--- Written problem ---
Find the line with "What's the underlying", then retype it and each later line through the last, exactly. Leave out pictures.

Structured figure records:
++++

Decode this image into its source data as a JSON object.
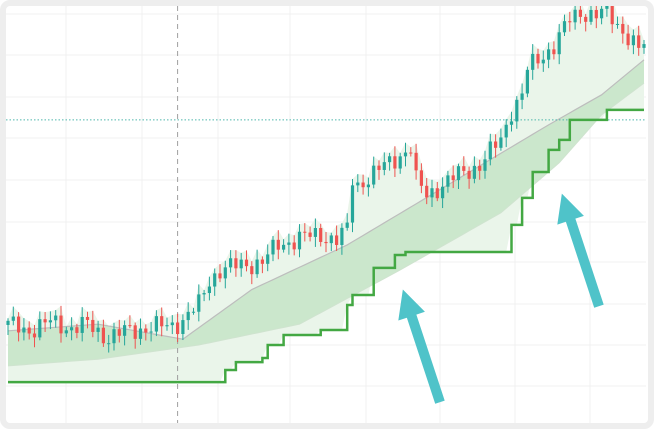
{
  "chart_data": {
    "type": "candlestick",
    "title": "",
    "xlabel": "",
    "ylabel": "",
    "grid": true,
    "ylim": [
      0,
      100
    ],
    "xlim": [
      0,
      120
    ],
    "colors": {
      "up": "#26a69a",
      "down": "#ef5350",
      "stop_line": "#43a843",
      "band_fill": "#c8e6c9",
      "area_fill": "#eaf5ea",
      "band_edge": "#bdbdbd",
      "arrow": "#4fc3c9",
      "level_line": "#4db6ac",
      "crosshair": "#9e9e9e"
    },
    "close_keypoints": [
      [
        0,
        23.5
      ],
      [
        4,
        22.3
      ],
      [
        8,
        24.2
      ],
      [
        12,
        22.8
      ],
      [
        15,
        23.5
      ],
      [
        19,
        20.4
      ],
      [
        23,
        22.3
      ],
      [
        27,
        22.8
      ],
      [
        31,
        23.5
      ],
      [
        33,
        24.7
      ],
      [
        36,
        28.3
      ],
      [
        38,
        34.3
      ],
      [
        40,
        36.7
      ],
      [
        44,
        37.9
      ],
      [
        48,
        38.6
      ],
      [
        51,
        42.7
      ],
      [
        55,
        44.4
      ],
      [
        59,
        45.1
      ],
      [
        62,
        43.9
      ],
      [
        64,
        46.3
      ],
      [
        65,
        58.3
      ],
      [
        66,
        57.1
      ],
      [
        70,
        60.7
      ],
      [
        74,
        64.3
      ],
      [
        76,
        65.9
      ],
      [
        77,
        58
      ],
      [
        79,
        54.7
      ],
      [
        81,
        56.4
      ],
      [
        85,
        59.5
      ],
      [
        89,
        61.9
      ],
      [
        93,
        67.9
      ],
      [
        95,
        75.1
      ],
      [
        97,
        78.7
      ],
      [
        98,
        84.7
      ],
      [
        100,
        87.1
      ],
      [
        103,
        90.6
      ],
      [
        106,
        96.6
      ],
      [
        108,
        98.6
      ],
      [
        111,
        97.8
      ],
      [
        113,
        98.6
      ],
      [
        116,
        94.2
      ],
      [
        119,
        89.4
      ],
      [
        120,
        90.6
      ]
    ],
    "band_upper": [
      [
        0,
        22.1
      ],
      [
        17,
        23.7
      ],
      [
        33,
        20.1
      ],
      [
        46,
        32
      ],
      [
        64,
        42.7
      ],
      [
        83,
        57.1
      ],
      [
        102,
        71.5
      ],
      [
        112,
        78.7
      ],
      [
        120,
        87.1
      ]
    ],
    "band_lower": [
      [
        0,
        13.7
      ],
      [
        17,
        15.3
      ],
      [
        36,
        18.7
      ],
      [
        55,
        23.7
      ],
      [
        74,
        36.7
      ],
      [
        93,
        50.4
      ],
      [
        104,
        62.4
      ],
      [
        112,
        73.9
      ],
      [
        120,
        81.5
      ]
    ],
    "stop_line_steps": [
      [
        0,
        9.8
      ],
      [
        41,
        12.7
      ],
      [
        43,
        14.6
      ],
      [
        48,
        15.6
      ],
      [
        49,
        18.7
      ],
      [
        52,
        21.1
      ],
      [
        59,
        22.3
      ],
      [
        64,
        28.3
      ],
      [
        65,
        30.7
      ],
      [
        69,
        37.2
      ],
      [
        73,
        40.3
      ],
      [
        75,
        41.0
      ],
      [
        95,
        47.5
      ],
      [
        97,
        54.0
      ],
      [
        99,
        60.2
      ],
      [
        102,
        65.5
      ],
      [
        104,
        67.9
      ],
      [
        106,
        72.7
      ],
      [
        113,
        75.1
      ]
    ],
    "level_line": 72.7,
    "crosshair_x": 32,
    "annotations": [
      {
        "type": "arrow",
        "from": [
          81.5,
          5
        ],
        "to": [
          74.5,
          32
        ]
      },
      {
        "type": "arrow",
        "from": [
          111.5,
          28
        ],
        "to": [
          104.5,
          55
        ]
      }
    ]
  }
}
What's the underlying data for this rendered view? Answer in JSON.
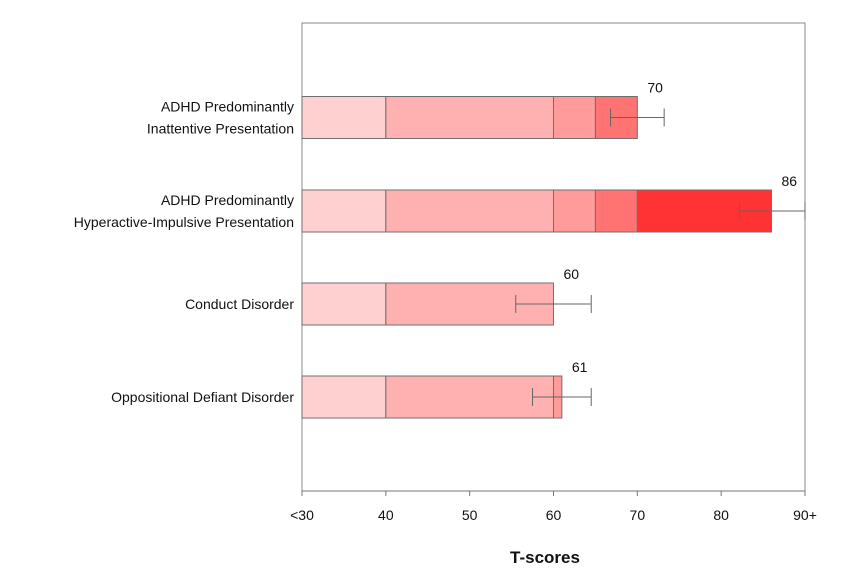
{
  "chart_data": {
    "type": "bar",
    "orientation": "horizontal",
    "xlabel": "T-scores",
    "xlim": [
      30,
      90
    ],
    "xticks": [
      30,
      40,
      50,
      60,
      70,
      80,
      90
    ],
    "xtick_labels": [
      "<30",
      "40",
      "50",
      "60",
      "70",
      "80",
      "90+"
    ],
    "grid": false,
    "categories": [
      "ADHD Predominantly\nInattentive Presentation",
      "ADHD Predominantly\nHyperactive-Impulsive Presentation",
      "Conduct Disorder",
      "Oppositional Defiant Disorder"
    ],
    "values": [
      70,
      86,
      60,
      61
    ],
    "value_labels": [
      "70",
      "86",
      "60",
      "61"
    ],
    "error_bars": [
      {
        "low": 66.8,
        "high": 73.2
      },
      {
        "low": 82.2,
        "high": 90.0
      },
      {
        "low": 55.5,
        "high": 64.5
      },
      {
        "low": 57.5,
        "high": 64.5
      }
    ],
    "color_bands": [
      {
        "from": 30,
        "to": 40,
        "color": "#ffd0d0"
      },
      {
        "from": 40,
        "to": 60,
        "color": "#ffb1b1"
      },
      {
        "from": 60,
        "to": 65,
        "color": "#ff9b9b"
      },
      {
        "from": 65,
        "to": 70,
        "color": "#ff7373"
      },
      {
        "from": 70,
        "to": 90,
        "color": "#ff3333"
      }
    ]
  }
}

++++

--- The output ---
What's the underlying data for this rendered view? Answer in JSON.
{
  "chart_data": {
    "type": "bar",
    "orientation": "horizontal",
    "xlabel": "T-scores",
    "xlim": [
      30,
      90
    ],
    "xticks": [
      30,
      40,
      50,
      60,
      70,
      80,
      90
    ],
    "xtick_labels": [
      "<30",
      "40",
      "50",
      "60",
      "70",
      "80",
      "90+"
    ],
    "grid": false,
    "categories": [
      "ADHD Predominantly\nInattentive Presentation",
      "ADHD Predominantly\nHyperactive-Impulsive Presentation",
      "Conduct Disorder",
      "Oppositional Defiant Disorder"
    ],
    "values": [
      70,
      86,
      60,
      61
    ],
    "value_labels": [
      "70",
      "86",
      "60",
      "61"
    ],
    "error_bars": [
      {
        "low": 66.8,
        "high": 73.2
      },
      {
        "low": 82.2,
        "high": 90.0
      },
      {
        "low": 55.5,
        "high": 64.5
      },
      {
        "low": 57.5,
        "high": 64.5
      }
    ],
    "color_bands": [
      {
        "from": 30,
        "to": 40,
        "color": "#ffd0d0"
      },
      {
        "from": 40,
        "to": 60,
        "color": "#ffb1b1"
      },
      {
        "from": 60,
        "to": 65,
        "color": "#ff9b9b"
      },
      {
        "from": 65,
        "to": 70,
        "color": "#ff7373"
      },
      {
        "from": 70,
        "to": 90,
        "color": "#ff3333"
      }
    ]
  }
}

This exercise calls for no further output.